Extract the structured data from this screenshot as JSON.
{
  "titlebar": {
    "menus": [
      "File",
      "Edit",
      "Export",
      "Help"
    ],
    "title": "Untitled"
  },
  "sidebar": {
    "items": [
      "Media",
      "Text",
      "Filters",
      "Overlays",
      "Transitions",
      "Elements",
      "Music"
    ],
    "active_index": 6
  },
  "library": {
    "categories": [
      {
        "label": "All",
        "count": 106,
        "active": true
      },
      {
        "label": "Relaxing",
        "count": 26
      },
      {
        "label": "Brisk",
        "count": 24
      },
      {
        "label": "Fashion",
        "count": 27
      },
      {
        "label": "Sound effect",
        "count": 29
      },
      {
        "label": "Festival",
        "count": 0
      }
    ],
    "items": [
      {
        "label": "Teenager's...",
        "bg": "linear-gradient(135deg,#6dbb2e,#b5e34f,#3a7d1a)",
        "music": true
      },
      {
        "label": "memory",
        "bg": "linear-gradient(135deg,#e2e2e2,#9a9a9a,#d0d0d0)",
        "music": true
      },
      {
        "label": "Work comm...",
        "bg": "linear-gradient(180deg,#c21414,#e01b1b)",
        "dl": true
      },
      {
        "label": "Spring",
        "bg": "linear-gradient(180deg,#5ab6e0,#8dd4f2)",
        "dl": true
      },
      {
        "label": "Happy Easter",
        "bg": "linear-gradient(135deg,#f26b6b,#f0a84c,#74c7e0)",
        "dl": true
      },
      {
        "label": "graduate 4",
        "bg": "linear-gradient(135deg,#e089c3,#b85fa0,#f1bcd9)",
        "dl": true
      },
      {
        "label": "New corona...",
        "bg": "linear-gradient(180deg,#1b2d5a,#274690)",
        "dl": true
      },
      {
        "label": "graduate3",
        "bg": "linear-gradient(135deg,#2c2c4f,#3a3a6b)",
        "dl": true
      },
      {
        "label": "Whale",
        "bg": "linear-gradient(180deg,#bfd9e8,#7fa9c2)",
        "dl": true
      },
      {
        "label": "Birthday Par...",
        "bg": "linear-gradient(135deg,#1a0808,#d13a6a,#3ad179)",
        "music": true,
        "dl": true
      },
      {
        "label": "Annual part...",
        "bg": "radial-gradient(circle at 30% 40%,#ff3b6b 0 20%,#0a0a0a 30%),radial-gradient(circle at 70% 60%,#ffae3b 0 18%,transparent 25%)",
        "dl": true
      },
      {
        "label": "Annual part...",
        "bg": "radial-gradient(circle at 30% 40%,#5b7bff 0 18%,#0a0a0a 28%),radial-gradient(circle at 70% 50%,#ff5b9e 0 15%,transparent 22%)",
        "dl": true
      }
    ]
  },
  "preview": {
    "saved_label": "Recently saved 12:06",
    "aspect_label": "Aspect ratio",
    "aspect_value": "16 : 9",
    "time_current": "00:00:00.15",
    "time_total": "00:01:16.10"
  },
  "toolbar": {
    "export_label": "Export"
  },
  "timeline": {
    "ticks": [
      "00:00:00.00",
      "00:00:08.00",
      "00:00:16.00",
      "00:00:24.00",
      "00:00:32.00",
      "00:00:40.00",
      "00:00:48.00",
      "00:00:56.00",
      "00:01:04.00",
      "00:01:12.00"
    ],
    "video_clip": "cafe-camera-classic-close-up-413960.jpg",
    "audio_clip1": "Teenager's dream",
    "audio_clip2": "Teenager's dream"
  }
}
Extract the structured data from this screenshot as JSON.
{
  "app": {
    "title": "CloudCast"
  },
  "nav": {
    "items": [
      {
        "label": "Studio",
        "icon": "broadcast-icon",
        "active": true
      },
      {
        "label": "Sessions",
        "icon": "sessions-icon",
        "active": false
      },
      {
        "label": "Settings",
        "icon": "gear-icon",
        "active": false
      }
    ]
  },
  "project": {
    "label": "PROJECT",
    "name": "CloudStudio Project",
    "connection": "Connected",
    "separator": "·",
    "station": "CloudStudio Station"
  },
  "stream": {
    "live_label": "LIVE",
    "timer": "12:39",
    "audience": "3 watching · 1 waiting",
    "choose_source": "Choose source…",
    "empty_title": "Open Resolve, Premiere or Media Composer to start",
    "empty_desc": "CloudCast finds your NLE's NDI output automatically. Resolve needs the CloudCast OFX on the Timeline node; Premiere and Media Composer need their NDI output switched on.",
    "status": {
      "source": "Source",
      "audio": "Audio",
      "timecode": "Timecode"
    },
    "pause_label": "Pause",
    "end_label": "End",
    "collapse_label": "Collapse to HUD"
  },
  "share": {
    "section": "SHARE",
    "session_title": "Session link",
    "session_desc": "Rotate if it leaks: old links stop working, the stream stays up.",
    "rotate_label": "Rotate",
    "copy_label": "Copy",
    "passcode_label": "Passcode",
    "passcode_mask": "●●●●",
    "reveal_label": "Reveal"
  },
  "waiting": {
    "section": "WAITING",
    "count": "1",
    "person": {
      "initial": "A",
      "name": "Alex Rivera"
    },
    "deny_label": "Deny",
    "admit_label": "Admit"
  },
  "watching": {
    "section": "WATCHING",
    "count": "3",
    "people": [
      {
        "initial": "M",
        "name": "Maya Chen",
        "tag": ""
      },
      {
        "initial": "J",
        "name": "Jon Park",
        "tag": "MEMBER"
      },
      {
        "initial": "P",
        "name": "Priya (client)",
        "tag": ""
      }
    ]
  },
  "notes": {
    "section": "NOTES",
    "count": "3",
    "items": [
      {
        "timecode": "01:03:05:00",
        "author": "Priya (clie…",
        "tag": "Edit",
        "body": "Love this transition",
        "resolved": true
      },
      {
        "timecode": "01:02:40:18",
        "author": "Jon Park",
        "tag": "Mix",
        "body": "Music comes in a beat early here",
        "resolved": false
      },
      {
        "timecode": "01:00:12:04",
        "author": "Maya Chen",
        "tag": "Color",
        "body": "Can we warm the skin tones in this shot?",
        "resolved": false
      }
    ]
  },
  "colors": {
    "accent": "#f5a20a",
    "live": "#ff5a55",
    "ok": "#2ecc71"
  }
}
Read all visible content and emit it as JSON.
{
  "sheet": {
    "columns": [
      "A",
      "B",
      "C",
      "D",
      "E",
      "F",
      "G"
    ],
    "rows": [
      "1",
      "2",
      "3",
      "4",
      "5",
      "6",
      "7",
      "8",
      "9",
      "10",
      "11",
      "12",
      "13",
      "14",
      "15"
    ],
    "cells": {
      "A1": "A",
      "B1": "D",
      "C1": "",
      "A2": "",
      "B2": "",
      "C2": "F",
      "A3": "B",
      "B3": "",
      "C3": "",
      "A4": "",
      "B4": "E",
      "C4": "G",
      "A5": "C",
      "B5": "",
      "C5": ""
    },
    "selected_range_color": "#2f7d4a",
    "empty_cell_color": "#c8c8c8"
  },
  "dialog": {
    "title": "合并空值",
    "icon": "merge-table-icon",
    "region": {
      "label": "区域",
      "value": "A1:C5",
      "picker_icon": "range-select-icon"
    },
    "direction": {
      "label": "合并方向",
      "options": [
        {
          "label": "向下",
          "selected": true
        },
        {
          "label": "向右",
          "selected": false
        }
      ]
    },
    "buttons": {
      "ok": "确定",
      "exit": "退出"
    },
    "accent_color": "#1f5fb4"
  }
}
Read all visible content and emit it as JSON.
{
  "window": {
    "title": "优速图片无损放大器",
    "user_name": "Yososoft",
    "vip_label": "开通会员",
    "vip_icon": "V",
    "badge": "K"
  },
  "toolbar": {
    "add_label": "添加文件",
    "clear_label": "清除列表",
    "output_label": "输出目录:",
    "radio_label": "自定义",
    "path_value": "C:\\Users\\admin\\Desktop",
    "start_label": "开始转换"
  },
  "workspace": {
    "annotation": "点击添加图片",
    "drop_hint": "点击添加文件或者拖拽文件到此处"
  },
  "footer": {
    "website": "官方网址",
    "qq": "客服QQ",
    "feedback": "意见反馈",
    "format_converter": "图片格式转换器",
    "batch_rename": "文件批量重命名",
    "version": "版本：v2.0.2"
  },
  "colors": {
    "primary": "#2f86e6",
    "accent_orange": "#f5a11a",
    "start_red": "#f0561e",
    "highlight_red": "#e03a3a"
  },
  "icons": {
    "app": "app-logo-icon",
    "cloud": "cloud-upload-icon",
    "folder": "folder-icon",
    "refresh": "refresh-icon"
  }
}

○ ○ ○ ○

SHORT TASK —
Wherever a line in the data above holds "Composer", copy that line.

ANSWER TO THE PROBLEM —
    "empty_title": "Open Resolve, Premiere or Media Composer to start",
    "empty_desc": "CloudCast finds your NLE's NDI output automatically. Resolve needs the CloudCast OFX on the Timeline node; Premiere and Media Composer need their NDI output switched on.",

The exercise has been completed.